The records below must be written out exactly, with every picture left behind.

[BEGIN]

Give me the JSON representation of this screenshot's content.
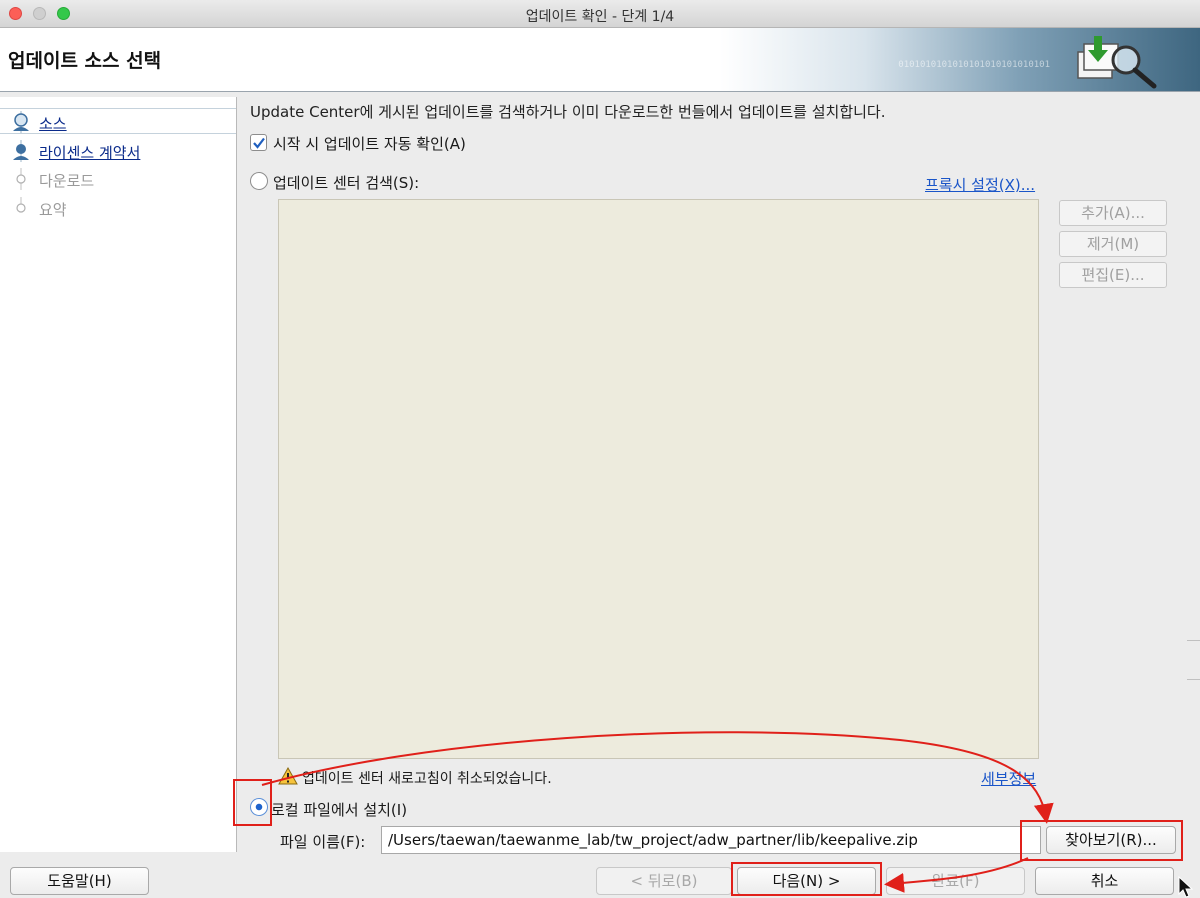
{
  "window": {
    "title": "업데이트 확인 - 단계 1/4"
  },
  "header": {
    "title": "업데이트 소스 선택",
    "binary_text": "0101010101010101010101010101"
  },
  "steps": [
    {
      "label": "소스",
      "state": "active"
    },
    {
      "label": "라이센스 계약서",
      "state": "link"
    },
    {
      "label": "다운로드",
      "state": "disabled"
    },
    {
      "label": "요약",
      "state": "disabled"
    }
  ],
  "main": {
    "description": "Update Center에 게시된 업데이트를 검색하거나 이미 다운로드한 번들에서 업데이트를 설치합니다.",
    "auto_check": {
      "label": "시작 시 업데이트 자동 확인(A)",
      "checked": true
    },
    "search_radio": {
      "label": "업데이트 센터 검색(S):",
      "selected": false
    },
    "proxy_link": "프록시 설정(X)...",
    "side_buttons": {
      "add": "추가(A)...",
      "remove": "제거(M)",
      "edit": "편집(E)..."
    },
    "warning": "업데이트 센터 새로고침이 취소되었습니다.",
    "details_link": "세부정보",
    "local_radio": {
      "label": "로컬 파일에서 설치(I)",
      "selected": true
    },
    "file_label": "파일 이름(F):",
    "file_value": "/Users/taewan/taewanme_lab/tw_project/adw_partner/lib/keepalive.zip",
    "browse": "찾아보기(R)..."
  },
  "footer": {
    "help": "도움말(H)",
    "back": "< 뒤로(B)",
    "next": "다음(N) >",
    "finish": "완료(F)",
    "cancel": "취소"
  },
  "colors": {
    "annotation": "#e0201a",
    "link": "#1a55c8",
    "list_bg": "#edebdd"
  }
}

[END]

» **Answer in full**:
Give me the JSON representation of this screenshot's content.
{
  "window": {
    "title": "업데이트 확인 - 단계 1/4"
  },
  "header": {
    "title": "업데이트 소스 선택",
    "binary_text": "0101010101010101010101010101"
  },
  "steps": [
    {
      "label": "소스",
      "state": "active"
    },
    {
      "label": "라이센스 계약서",
      "state": "link"
    },
    {
      "label": "다운로드",
      "state": "disabled"
    },
    {
      "label": "요약",
      "state": "disabled"
    }
  ],
  "main": {
    "description": "Update Center에 게시된 업데이트를 검색하거나 이미 다운로드한 번들에서 업데이트를 설치합니다.",
    "auto_check": {
      "label": "시작 시 업데이트 자동 확인(A)",
      "checked": true
    },
    "search_radio": {
      "label": "업데이트 센터 검색(S):",
      "selected": false
    },
    "proxy_link": "프록시 설정(X)...",
    "side_buttons": {
      "add": "추가(A)...",
      "remove": "제거(M)",
      "edit": "편집(E)..."
    },
    "warning": "업데이트 센터 새로고침이 취소되었습니다.",
    "details_link": "세부정보",
    "local_radio": {
      "label": "로컬 파일에서 설치(I)",
      "selected": true
    },
    "file_label": "파일 이름(F):",
    "file_value": "/Users/taewan/taewanme_lab/tw_project/adw_partner/lib/keepalive.zip",
    "browse": "찾아보기(R)..."
  },
  "footer": {
    "help": "도움말(H)",
    "back": "< 뒤로(B)",
    "next": "다음(N) >",
    "finish": "완료(F)",
    "cancel": "취소"
  },
  "colors": {
    "annotation": "#e0201a",
    "link": "#1a55c8",
    "list_bg": "#edebdd"
  }
}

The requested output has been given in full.